(PASSAGE):
There are several fundamental types. The standard header <limits.h> described in Appendix B defines the largest and smallest values of each type in the local implementation. The numbers given in Appendix B show the smallest acceptable magnitudes.

Objects declared as characters (char) are large enough to store any member of the execution character set. If a genuine character from that set is stored in a char object, its value is equivalent to the integer code for the character, and is non-negative. Other quantities may be stored into char variables, but the available range of values, and especially whether the value is signed, is implementation-dependent.

Unsigned characters declared unsigned char consume the same amount of space as plain characters, but always appear non-negative; explicitly signed characters declared signed char likewise take the same space as plain characters.

unsigned char type does not appear in the first edition of this book, but is in common use. signed char is new.

Besides the char types, up to three sizes of integer, declared short int int, and long int, are available. Plain int objects have the natural size suggested by the host machine architecture; the other sizes are provided to meet special needs. Longer integers provide at least as much storage as shorter ones, but the implementation may make plain integers equivalent to either short integers, or long integers. The int types all represent signed values unless specified otherwise.

Unsigned integers, declared using the keyword unsigned, obey the laws of arithmetic modulo 2n where n is the number of bits in the representation, and thus arithmetic on unsigned quantities can never overflow. The set of non-negative values that can be stored in a signed object is a subset of the values that can be stored in the corresponding unsigned object, and the representation for the overlapping values is the same.

Any of single precision floating point (float), double precision floating point (double), and extra precision floating point (long double) may be synonymous, but the ones later in the list are at least as precise as those before.

long double is new. The first edition made long float equivalent to double; the locution has been withdrawn.

Enumerations are unique types that have integral values; associated with each enumeration is a set of named constants (Par.A.4). Enumerations behave like integers, but it is common for a compiler to issue a warning when an object of a particular enumeration is assigned something other than one of its constants, or an expression of its type.

(COLLECTED MATERIAL):
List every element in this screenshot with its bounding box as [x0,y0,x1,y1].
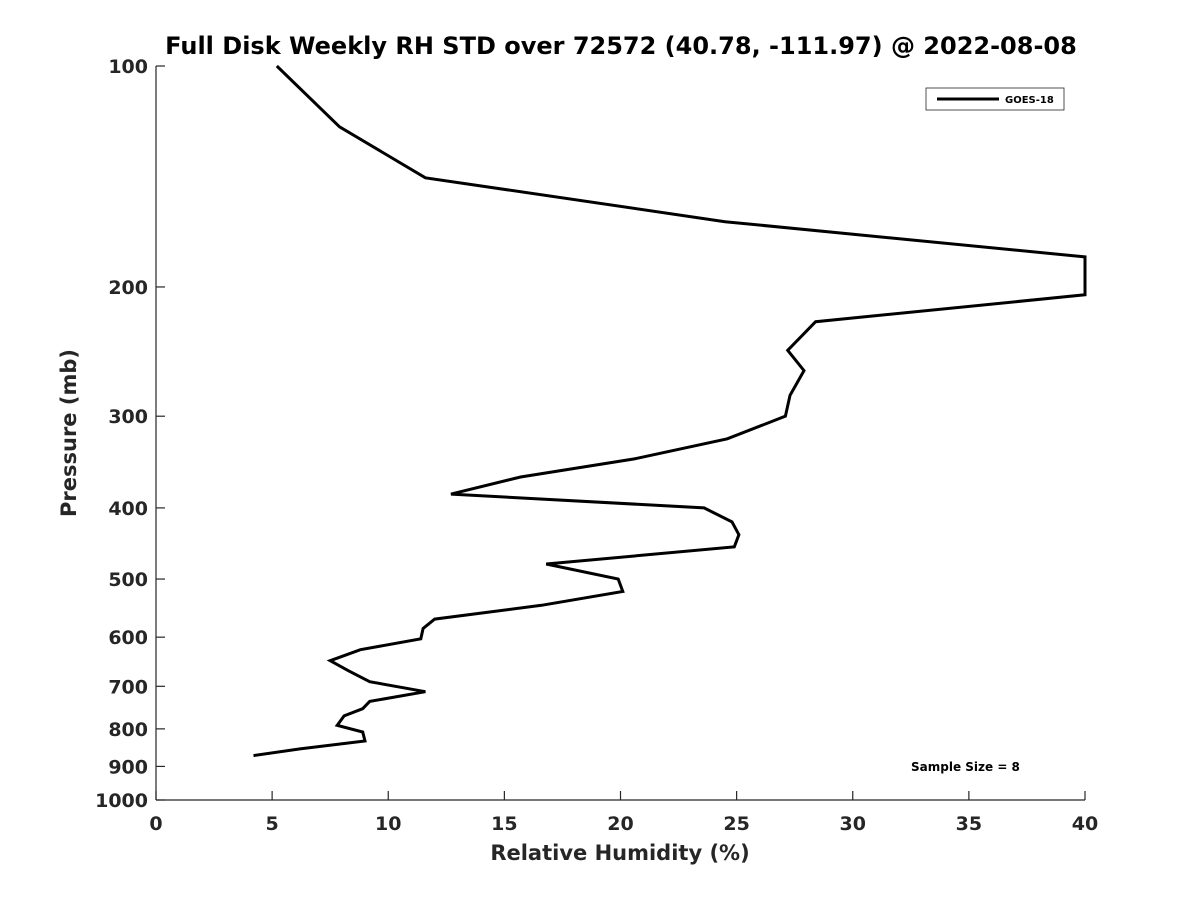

(EXERCISE AIM):
Answer these questions from the passage on fundamental types above, one answer per line:
(a) Which standard header defines the largest and smallest values of each type?
(b) What did the first edition make long float equivalent to?
(c) How much space do characters declared unsigned char take compared with plain characters?

(RESULT BELOW):
(a) <limits.h>
(b) double
(c) The same amount of space as plain characters.